Objective:
Reproduce the records from their start through the line containing "799, 1457, 845]", renaming every "text-line" to "line-of-text" and leaving all else unchanged.
+++ Records provided +++
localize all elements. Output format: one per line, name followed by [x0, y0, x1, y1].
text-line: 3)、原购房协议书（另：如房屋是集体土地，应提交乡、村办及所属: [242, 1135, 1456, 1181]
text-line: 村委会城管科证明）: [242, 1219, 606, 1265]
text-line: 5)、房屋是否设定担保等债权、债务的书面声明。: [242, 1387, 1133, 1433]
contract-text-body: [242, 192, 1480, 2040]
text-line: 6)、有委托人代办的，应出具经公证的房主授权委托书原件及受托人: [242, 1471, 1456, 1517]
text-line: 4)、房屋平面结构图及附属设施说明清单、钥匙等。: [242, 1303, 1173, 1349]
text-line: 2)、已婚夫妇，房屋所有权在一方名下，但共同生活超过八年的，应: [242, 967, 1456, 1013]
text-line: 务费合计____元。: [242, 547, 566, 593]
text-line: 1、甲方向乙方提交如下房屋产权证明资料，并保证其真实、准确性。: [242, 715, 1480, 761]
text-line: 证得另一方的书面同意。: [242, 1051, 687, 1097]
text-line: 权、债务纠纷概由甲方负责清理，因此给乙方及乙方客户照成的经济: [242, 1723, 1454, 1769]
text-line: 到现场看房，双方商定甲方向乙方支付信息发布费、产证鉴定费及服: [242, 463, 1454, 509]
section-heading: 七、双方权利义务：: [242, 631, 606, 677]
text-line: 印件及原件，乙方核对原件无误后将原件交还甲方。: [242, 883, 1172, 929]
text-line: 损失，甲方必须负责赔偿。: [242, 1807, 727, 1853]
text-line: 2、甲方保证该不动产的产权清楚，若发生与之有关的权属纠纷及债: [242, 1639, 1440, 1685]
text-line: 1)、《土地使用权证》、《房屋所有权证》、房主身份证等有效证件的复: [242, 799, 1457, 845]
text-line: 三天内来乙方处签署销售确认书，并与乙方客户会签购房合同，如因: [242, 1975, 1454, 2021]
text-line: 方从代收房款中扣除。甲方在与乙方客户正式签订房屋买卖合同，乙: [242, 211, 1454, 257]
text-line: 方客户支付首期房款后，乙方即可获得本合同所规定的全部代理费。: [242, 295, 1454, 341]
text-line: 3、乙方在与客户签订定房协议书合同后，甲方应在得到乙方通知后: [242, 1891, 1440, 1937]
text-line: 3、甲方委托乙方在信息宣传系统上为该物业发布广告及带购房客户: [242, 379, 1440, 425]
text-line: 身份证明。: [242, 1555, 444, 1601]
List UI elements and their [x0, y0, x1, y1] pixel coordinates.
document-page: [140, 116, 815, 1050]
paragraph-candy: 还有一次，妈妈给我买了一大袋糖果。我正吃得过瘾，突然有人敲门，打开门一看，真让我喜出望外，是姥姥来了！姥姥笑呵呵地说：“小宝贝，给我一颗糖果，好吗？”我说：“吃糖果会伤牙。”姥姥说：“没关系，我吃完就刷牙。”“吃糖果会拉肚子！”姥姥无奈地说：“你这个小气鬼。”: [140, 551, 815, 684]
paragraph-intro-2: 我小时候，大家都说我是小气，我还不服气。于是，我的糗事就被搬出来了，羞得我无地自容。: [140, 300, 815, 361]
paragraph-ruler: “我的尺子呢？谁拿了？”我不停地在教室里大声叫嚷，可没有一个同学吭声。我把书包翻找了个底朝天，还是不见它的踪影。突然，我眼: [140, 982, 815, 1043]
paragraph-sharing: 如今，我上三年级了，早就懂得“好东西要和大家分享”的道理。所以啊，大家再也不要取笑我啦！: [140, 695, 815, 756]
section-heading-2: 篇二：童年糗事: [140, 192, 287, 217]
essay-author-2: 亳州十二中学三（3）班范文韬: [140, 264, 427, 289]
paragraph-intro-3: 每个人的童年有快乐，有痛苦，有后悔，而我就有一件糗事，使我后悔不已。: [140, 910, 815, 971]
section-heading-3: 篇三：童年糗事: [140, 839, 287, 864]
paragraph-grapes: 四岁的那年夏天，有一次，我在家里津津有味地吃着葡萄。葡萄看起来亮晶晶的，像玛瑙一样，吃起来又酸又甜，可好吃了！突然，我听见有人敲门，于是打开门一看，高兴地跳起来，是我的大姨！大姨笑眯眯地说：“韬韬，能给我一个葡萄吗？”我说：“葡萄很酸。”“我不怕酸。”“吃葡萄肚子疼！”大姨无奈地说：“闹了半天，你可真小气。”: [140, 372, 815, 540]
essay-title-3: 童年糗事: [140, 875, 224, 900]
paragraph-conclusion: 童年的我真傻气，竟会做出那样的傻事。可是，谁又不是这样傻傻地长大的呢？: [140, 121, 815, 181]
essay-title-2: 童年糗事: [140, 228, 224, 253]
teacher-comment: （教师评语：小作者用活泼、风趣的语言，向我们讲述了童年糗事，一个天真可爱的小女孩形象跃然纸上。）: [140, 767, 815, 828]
+++
Completed task:
localize all elements. Output format: one per line, name followed by [x0, y0, x1, y1].
line-of-text: 3)、原购房协议书（另：如房屋是集体土地，应提交乡、村办及所属: [242, 1135, 1456, 1181]
line-of-text: 村委会城管科证明）: [242, 1219, 606, 1265]
line-of-text: 5)、房屋是否设定担保等债权、债务的书面声明。: [242, 1387, 1133, 1433]
contract-text-body: [242, 192, 1480, 2040]
line-of-text: 6)、有委托人代办的，应出具经公证的房主授权委托书原件及受托人: [242, 1471, 1456, 1517]
line-of-text: 4)、房屋平面结构图及附属设施说明清单、钥匙等。: [242, 1303, 1173, 1349]
line-of-text: 2)、已婚夫妇，房屋所有权在一方名下，但共同生活超过八年的，应: [242, 967, 1456, 1013]
line-of-text: 务费合计____元。: [242, 547, 566, 593]
line-of-text: 1、甲方向乙方提交如下房屋产权证明资料，并保证其真实、准确性。: [242, 715, 1480, 761]
line-of-text: 证得另一方的书面同意。: [242, 1051, 687, 1097]
line-of-text: 权、债务纠纷概由甲方负责清理，因此给乙方及乙方客户照成的经济: [242, 1723, 1454, 1769]
line-of-text: 到现场看房，双方商定甲方向乙方支付信息发布费、产证鉴定费及服: [242, 463, 1454, 509]
section-heading: 七、双方权利义务：: [242, 631, 606, 677]
line-of-text: 印件及原件，乙方核对原件无误后将原件交还甲方。: [242, 883, 1172, 929]
line-of-text: 损失，甲方必须负责赔偿。: [242, 1807, 727, 1853]
line-of-text: 2、甲方保证该不动产的产权清楚，若发生与之有关的权属纠纷及债: [242, 1639, 1440, 1685]
line-of-text: 1)、《土地使用权证》、《房屋所有权证》、房主身份证等有效证件的复: [242, 799, 1457, 845]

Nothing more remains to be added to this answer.